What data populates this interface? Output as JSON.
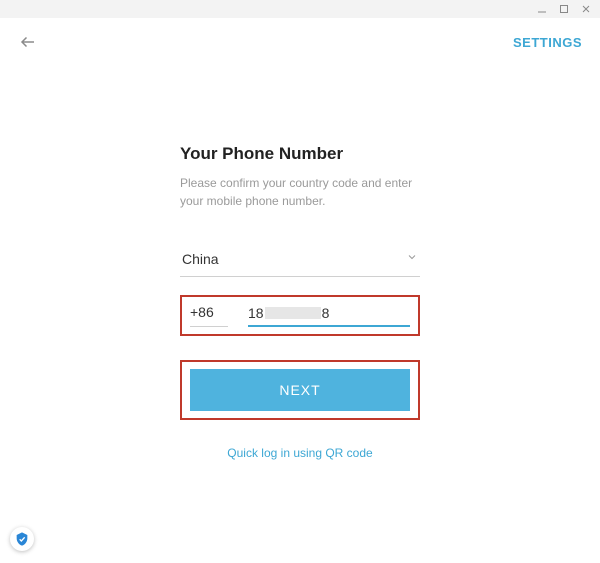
{
  "window": {
    "minimize": "minimize",
    "maximize": "maximize",
    "close": "close"
  },
  "topbar": {
    "settings_label": "SETTINGS"
  },
  "content": {
    "title": "Your Phone Number",
    "subtitle": "Please confirm your country code and enter your mobile phone number.",
    "country": "China",
    "country_code": "+86",
    "phone_prefix": "18",
    "phone_suffix": "8",
    "next_label": "NEXT",
    "qr_label": "Quick log in using QR code"
  },
  "colors": {
    "accent": "#3da7d4",
    "highlight": "#c0392b"
  }
}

■ ■ ■

> Written problem: Omit the pictures and give the material again, exactly and in full.

> Exercise result:
What data populates this interface? Output as JSON.
{
  "window": {
    "minimize": "minimize",
    "maximize": "maximize",
    "close": "close"
  },
  "topbar": {
    "settings_label": "SETTINGS"
  },
  "content": {
    "title": "Your Phone Number",
    "subtitle": "Please confirm your country code and enter your mobile phone number.",
    "country": "China",
    "country_code": "+86",
    "phone_prefix": "18",
    "phone_suffix": "8",
    "next_label": "NEXT",
    "qr_label": "Quick log in using QR code"
  },
  "colors": {
    "accent": "#3da7d4",
    "highlight": "#c0392b"
  }
}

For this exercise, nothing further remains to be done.